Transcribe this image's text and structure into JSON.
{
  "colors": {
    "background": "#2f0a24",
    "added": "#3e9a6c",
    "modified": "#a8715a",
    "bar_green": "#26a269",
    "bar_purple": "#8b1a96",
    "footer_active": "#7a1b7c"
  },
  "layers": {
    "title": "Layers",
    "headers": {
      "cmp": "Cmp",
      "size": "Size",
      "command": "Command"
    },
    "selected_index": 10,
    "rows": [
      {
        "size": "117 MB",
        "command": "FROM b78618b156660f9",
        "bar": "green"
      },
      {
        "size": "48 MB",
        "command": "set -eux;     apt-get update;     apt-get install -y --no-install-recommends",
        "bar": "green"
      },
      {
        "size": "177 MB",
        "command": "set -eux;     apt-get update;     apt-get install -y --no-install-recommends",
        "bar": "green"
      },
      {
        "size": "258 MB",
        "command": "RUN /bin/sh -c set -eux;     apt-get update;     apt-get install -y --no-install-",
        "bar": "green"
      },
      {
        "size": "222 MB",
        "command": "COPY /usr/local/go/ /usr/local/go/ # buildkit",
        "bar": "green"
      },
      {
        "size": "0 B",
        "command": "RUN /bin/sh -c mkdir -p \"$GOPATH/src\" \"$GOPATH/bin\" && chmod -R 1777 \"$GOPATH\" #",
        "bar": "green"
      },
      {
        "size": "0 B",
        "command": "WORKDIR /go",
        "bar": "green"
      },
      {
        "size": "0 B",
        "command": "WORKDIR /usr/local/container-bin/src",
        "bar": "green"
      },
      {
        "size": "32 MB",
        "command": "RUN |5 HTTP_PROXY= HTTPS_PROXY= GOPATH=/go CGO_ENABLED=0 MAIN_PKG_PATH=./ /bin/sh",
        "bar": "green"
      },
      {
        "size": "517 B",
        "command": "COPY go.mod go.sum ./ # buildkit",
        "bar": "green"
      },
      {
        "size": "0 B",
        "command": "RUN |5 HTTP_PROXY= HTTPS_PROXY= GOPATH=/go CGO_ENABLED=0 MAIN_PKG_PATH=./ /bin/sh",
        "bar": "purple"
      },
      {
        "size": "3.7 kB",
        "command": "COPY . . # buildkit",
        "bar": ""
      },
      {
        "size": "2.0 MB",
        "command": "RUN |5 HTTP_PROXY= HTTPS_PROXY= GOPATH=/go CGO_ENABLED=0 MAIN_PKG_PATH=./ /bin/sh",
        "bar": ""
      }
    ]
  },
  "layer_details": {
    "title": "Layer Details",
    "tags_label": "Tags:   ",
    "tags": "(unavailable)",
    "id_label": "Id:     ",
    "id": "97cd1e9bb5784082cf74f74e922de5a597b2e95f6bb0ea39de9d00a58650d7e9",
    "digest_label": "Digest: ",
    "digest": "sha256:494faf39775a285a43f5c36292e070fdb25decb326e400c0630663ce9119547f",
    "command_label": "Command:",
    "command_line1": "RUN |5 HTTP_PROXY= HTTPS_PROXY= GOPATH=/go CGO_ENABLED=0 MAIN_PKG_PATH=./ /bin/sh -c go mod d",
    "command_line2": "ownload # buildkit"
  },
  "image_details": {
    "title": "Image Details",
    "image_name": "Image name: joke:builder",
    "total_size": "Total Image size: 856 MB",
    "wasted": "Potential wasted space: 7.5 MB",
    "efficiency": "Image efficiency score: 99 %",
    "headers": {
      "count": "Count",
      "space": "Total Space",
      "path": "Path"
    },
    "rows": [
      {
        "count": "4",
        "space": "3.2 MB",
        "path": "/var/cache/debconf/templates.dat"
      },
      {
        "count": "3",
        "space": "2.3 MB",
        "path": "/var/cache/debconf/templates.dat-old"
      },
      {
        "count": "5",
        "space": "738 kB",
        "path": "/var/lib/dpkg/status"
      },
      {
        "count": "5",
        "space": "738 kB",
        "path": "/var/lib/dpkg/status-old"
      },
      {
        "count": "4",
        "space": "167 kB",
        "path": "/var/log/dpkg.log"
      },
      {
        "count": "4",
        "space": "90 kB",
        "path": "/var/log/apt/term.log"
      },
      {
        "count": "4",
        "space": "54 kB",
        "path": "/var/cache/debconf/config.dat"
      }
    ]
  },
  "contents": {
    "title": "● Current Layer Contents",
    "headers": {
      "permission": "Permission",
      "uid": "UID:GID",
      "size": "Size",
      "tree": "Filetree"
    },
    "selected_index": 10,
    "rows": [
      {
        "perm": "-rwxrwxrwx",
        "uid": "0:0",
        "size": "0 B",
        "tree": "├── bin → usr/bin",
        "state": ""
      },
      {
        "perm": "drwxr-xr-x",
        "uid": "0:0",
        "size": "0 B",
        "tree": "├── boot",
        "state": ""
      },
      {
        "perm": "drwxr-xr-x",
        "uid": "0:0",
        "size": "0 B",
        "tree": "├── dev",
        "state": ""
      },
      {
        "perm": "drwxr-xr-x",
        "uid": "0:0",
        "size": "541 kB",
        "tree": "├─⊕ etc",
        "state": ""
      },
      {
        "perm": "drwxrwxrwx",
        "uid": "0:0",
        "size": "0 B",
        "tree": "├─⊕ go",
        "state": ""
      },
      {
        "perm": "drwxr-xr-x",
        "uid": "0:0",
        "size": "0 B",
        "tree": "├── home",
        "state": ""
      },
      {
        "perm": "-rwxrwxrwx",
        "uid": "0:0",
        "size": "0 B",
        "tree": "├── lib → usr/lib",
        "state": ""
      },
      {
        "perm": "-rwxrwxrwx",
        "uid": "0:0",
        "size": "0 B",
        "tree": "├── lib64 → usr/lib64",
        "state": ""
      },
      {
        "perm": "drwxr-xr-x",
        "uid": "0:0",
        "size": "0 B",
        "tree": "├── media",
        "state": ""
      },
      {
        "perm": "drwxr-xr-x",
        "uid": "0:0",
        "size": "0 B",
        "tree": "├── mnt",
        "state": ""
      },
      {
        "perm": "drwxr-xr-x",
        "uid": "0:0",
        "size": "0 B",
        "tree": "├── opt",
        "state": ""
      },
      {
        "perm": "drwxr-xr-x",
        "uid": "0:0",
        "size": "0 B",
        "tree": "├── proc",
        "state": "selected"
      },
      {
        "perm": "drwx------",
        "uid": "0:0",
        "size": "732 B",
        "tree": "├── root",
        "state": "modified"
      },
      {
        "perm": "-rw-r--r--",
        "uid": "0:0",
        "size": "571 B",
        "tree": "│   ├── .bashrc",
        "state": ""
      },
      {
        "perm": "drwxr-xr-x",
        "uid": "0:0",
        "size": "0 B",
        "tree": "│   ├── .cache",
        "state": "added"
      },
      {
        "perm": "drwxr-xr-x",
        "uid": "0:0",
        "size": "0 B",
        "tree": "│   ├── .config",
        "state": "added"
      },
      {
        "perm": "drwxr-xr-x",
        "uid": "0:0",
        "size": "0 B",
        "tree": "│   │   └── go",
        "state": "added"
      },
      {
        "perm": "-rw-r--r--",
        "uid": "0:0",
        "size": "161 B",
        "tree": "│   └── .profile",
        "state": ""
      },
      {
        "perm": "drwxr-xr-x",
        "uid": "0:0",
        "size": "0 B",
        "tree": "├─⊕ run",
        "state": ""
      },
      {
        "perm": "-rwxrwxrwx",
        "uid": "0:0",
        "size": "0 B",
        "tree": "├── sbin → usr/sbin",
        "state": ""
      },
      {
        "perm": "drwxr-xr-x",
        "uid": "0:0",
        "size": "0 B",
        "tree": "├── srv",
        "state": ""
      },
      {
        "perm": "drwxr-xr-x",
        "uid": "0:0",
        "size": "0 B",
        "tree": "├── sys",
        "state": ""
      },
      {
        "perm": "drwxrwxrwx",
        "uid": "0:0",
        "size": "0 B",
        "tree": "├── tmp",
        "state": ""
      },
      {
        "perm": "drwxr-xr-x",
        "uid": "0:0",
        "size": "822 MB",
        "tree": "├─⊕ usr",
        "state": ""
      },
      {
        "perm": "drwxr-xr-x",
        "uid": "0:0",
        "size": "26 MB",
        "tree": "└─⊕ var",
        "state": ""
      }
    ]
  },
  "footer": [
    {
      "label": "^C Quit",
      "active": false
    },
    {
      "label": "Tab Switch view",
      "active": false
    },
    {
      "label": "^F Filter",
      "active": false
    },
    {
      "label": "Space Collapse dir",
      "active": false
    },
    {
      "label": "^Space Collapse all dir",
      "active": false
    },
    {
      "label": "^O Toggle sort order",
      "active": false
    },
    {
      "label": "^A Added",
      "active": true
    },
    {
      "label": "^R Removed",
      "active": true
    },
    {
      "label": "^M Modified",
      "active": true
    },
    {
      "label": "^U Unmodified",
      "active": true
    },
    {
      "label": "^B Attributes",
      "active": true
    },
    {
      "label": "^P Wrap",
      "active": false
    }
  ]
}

Given problem: Return every line of the preceding records in which the word "COPY" appears.

Answer below:
        "command": "COPY /usr/local/go/ /usr/local/go/ # buildkit",
        "command": "COPY go.mod go.sum ./ # buildkit",
        "command": "COPY . . # buildkit",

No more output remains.